WHAT IS EXPECTED: Copy every line of the records below that holds the word "axis".

Page segmentation data:
· · · ·

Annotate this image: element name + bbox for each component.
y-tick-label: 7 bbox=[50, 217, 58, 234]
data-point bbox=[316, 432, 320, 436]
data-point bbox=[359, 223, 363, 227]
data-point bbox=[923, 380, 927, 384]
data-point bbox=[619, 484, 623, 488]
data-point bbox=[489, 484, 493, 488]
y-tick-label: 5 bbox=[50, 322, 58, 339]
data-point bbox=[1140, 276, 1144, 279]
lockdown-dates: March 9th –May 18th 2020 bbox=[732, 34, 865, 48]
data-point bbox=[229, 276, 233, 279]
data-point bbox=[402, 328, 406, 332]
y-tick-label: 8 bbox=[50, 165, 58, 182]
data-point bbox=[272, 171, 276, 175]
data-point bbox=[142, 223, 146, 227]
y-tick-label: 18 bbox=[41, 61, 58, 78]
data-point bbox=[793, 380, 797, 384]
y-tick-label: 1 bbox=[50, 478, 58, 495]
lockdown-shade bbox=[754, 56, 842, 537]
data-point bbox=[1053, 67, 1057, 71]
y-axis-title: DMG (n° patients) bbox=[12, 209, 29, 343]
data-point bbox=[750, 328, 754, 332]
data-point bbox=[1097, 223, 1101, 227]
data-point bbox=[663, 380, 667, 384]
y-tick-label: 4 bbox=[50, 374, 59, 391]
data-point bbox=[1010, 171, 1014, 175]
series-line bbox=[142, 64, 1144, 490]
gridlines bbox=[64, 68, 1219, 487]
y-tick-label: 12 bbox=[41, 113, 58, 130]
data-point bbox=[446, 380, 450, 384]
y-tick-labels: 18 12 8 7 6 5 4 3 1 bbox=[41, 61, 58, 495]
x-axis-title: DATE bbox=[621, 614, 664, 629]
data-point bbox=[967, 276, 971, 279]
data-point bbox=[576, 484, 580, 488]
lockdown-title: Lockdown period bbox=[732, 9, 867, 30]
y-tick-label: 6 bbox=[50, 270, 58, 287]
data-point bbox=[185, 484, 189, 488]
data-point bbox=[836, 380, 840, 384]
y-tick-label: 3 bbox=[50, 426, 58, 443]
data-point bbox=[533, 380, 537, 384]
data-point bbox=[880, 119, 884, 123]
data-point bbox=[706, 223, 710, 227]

· · · ·

RESPONSE BELOW:
y-axis-title: DMG (n° patients) bbox=[12, 209, 29, 343]
x-axis-title: DATE bbox=[621, 614, 664, 629]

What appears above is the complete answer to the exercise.